** start INPUT MATERIAL **
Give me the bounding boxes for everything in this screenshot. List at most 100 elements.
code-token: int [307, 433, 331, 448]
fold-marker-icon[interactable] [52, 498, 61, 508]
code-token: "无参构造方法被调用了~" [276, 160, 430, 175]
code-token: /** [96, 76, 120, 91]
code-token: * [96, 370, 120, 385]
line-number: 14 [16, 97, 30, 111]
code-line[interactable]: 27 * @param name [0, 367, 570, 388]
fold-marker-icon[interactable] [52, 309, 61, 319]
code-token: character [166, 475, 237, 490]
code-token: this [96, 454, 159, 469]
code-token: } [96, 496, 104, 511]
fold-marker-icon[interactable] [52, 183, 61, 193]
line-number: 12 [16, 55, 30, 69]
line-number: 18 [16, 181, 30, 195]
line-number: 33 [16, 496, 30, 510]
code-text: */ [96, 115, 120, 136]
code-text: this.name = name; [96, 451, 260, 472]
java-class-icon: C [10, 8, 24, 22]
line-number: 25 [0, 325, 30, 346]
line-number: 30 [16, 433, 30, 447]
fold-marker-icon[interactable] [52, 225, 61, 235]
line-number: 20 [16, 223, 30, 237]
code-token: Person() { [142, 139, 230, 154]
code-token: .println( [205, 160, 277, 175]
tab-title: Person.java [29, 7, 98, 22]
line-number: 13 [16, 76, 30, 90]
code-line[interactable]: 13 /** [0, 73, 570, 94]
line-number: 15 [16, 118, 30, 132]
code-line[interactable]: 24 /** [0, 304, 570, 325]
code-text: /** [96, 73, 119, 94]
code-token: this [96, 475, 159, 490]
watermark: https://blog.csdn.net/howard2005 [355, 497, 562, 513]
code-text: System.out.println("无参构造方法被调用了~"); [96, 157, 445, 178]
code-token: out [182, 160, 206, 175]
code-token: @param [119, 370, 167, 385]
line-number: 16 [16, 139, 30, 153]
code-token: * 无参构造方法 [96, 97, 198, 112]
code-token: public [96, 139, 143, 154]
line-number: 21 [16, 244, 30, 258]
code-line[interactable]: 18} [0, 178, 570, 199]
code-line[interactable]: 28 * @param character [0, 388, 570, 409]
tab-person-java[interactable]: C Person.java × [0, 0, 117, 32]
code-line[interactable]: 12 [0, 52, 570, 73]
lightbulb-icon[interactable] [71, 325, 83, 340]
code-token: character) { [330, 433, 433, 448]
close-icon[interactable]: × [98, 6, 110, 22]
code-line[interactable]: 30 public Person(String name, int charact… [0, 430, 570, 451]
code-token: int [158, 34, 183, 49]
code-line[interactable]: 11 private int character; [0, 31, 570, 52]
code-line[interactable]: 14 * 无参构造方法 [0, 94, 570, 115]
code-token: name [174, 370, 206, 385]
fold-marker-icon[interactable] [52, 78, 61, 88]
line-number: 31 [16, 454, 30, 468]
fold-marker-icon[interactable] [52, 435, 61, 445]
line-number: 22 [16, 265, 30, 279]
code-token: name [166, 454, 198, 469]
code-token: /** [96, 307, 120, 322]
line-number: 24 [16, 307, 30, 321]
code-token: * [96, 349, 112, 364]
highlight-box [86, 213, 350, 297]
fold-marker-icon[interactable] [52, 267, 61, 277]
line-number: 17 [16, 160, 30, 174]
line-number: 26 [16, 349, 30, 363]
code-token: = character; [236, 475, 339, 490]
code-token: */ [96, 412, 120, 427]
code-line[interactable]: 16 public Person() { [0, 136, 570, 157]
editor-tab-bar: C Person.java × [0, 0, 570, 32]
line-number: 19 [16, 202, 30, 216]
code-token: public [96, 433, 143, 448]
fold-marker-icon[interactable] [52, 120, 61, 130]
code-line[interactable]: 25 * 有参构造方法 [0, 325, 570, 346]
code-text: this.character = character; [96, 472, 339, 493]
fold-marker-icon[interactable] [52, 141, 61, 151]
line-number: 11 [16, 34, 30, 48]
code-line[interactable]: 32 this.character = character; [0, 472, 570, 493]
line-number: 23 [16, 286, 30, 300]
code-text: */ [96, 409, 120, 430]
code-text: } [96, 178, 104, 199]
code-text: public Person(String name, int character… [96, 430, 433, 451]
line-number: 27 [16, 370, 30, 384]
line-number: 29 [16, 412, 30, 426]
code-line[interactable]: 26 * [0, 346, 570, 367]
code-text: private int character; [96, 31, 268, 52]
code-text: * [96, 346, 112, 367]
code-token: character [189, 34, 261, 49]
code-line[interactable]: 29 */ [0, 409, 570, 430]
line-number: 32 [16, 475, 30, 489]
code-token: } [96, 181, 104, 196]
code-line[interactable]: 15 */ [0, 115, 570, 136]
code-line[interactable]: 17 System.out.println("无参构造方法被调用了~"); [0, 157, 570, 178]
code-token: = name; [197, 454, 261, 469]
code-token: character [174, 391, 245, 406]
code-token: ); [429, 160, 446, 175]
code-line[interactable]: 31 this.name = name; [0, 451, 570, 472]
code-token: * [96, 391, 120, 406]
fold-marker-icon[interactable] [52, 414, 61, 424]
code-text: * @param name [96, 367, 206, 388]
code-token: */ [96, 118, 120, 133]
** end INPUT MATERIAL **
YOUR OBJECTIVE = Reproduce the entries word for word, starting at the very first line and ending with the line that contains "close-icon[interactable]: × [98, 6, 110, 22]", both included.

ANSWER IN FULL =
Give me the bounding boxes for everything in this screenshot. List at most 100 elements.
code-token: int [307, 433, 331, 448]
fold-marker-icon[interactable] [52, 498, 61, 508]
code-token: "无参构造方法被调用了~" [276, 160, 430, 175]
code-token: /** [96, 76, 120, 91]
code-token: * [96, 370, 120, 385]
line-number: 14 [16, 97, 30, 111]
code-line[interactable]: 27 * @param name [0, 367, 570, 388]
fold-marker-icon[interactable] [52, 309, 61, 319]
code-token: character [166, 475, 237, 490]
code-token: this [96, 454, 159, 469]
code-token: } [96, 496, 104, 511]
fold-marker-icon[interactable] [52, 183, 61, 193]
line-number: 12 [16, 55, 30, 69]
line-number: 18 [16, 181, 30, 195]
line-number: 33 [16, 496, 30, 510]
code-text: */ [96, 115, 120, 136]
code-text: this.name = name; [96, 451, 260, 472]
java-class-icon: C [10, 8, 24, 22]
line-number: 25 [0, 325, 30, 346]
line-number: 30 [16, 433, 30, 447]
fold-marker-icon[interactable] [52, 225, 61, 235]
line-number: 20 [16, 223, 30, 237]
code-token: Person() { [142, 139, 230, 154]
code-token: .println( [205, 160, 277, 175]
tab-title: Person.java [29, 7, 98, 22]
line-number: 13 [16, 76, 30, 90]
code-line[interactable]: 13 /** [0, 73, 570, 94]
line-number: 15 [16, 118, 30, 132]
code-line[interactable]: 24 /** [0, 304, 570, 325]
code-text: /** [96, 73, 119, 94]
code-token: this [96, 475, 159, 490]
watermark: https://blog.csdn.net/howard2005 [355, 497, 562, 513]
code-text: System.out.println("无参构造方法被调用了~"); [96, 157, 445, 178]
code-token: out [182, 160, 206, 175]
code-token: @param [119, 370, 167, 385]
line-number: 16 [16, 139, 30, 153]
code-token: * 无参构造方法 [96, 97, 198, 112]
code-token: public [96, 139, 143, 154]
line-number: 21 [16, 244, 30, 258]
code-line[interactable]: 18} [0, 178, 570, 199]
code-line[interactable]: 28 * @param character [0, 388, 570, 409]
tab-person-java[interactable]: C Person.java × [0, 0, 117, 32]
code-line[interactable]: 12 [0, 52, 570, 73]
lightbulb-icon[interactable] [71, 325, 83, 340]
code-token: character) { [330, 433, 433, 448]
close-icon[interactable]: × [98, 6, 110, 22]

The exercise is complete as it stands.